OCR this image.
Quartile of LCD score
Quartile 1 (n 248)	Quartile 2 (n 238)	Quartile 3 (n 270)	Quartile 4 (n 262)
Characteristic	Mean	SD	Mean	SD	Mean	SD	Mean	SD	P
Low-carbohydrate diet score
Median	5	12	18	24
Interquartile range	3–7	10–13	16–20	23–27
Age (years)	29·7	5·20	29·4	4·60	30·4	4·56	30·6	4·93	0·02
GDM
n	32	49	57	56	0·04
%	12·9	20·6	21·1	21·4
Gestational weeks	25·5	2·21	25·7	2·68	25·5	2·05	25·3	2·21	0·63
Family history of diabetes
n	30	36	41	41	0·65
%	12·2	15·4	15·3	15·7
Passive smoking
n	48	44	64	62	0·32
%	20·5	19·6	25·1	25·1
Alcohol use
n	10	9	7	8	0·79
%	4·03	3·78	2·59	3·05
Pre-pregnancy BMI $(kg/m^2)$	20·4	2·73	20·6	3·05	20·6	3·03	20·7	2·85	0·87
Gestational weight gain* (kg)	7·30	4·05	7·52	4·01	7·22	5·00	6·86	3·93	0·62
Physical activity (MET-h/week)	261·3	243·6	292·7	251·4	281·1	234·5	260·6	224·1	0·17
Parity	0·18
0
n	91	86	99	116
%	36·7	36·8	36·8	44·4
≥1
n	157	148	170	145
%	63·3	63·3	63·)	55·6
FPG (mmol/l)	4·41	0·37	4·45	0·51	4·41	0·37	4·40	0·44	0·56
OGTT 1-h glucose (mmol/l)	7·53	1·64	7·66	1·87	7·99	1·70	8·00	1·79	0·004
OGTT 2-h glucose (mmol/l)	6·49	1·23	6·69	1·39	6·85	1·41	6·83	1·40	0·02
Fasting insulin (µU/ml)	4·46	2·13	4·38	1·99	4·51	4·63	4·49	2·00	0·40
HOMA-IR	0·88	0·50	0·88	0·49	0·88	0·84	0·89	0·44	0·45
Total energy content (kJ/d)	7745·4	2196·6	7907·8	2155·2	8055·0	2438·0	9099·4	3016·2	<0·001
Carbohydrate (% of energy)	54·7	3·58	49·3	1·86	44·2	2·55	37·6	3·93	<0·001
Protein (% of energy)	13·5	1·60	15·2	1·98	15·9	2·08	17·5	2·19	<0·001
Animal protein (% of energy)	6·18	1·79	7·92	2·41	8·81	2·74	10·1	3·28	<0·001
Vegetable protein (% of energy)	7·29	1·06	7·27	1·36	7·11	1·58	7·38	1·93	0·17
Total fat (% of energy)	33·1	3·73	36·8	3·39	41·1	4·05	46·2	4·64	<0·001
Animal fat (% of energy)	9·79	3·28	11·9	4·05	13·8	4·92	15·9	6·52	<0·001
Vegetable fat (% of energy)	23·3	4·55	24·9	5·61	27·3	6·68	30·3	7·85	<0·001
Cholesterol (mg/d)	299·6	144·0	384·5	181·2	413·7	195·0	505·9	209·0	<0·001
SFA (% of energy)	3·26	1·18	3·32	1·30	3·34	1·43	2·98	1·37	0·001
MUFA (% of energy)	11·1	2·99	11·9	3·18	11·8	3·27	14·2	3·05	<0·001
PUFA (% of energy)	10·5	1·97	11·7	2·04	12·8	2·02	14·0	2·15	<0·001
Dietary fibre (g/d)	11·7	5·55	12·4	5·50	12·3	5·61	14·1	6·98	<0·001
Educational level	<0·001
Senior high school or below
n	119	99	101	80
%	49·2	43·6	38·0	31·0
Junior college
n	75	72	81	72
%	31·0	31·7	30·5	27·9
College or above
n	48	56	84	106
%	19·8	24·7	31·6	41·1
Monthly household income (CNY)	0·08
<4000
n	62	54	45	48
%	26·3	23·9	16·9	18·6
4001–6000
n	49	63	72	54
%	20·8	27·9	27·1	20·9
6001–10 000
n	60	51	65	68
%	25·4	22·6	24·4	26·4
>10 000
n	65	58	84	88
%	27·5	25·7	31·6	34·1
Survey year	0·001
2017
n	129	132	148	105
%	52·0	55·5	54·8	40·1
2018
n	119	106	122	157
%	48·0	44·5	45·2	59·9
^^^^^^^^^^^^^^^^
> What is needed: Print all the records exactly as written.

> Solution for this exercise:
OCR this image.
Quartile of LCD score
Quartile 1 (n 248)	Quartile 2 (n 238)	Quartile 3 (n 270)	Quartile 4 (n 262)
Characteristic	Mean	SD	Mean	SD	Mean	SD	Mean	SD	P
Low-carbohydrate diet score
Median	5	12	18	24
Interquartile range	3–7	10–13	16–20	23–27
Age (years)	29·7	5·20	29·4	4·60	30·4	4·56	30·6	4·93	0·02
GDM
n	32	49	57	56	0·04
%	12·9	20·6	21·1	21·4
Gestational weeks	25·5	2·21	25·7	2·68	25·5	2·05	25·3	2·21	0·63
Family history of diabetes
n	30	36	41	41	0·65
%	12·2	15·4	15·3	15·7
Passive smoking
n	48	44	64	62	0·32
%	20·5	19·6	25·1	25·1
Alcohol use
n	10	9	7	8	0·79
%	4·03	3·78	2·59	3·05
Pre-pregnancy BMI $(kg/m^2)$	20·4	2·73	20·6	3·05	20·6	3·03	20·7	2·85	0·87
Gestational weight gain* (kg)	7·30	4·05	7·52	4·01	7·22	5·00	6·86	3·93	0·62
Physical activity (MET-h/week)	261·3	243·6	292·7	251·4	281·1	234·5	260·6	224·1	0·17
Parity	0·18
0
n	91	86	99	116
%	36·7	36·8	36·8	44·4
≥1
n	157	148	170	145
%	63·3	63·3	63·)	55·6
FPG (mmol/l)	4·41	0·37	4·45	0·51	4·41	0·37	4·40	0·44	0·56
OGTT 1-h glucose (mmol/l)	7·53	1·64	7·66	1·87	7·99	1·70	8·00	1·79	0·004
OGTT 2-h glucose (mmol/l)	6·49	1·23	6·69	1·39	6·85	1·41	6·83	1·40	0·02
Fasting insulin (µU/ml)	4·46	2·13	4·38	1·99	4·51	4·63	4·49	2·00	0·40
HOMA-IR	0·88	0·50	0·88	0·49	0·88	0·84	0·89	0·44	0·45
Total energy content (kJ/d)	7745·4	2196·6	7907·8	2155·2	8055·0	2438·0	9099·4	3016·2	<0·001
Carbohydrate (% of energy)	54·7	3·58	49·3	1·86	44·2	2·55	37·6	3·93	<0·001
Protein (% of energy)	13·5	1·60	15·2	1·98	15·9	2·08	17·5	2·19	<0·001
Animal protein (% of energy)	6·18	1·79	7·92	2·41	8·81	2·74	10·1	3·28	<0·001
Vegetable protein (% of energy)	7·29	1·06	7·27	1·36	7·11	1·58	7·38	1·93	0·17
Total fat (% of energy)	33·1	3·73	36·8	3·39	41·1	4·05	46·2	4·64	<0·001
Animal fat (% of energy)	9·79	3·28	11·9	4·05	13·8	4·92	15·9	6·52	<0·001
Vegetable fat (% of energy)	23·3	4·55	24·9	5·61	27·3	6·68	30·3	7·85	<0·001
Cholesterol (mg/d)	299·6	144·0	384·5	181·2	413·7	195·0	505·9	209·0	<0·001
SFA (% of energy)	3·26	1·18	3·32	1·30	3·34	1·43	2·98	1·37	0·001
MUFA (% of energy)	11·1	2·99	11·9	3·18	11·8	3·27	14·2	3·05	<0·001
PUFA (% of energy)	10·5	1·97	11·7	2·04	12·8	2·02	14·0	2·15	<0·001
Dietary fibre (g/d)	11·7	5·55	12·4	5·50	12·3	5·61	14·1	6·98	<0·001
Educational level	<0·001
Senior high school or below
n	119	99	101	80
%	49·2	43·6	38·0	31·0
Junior college
n	75	72	81	72
%	31·0	31·7	30·5	27·9
College or above
n	48	56	84	106
%	19·8	24·7	31·6	41·1
Monthly household income (CNY)	0·08
<4000
n	62	54	45	48
%	26·3	23·9	16·9	18·6
4001–6000
n	49	63	72	54
%	20·8	27·9	27·1	20·9
6001–10 000
n	60	51	65	68
%	25·4	22·6	24·4	26·4
>10 000
n	65	58	84	88
%	27·5	25·7	31·6	34·1
Survey year	0·001
2017
n	129	132	148	105
%	52·0	55·5	54·8	40·1
2018
n	119	106	122	157
%	48·0	44·5	45·2	59·9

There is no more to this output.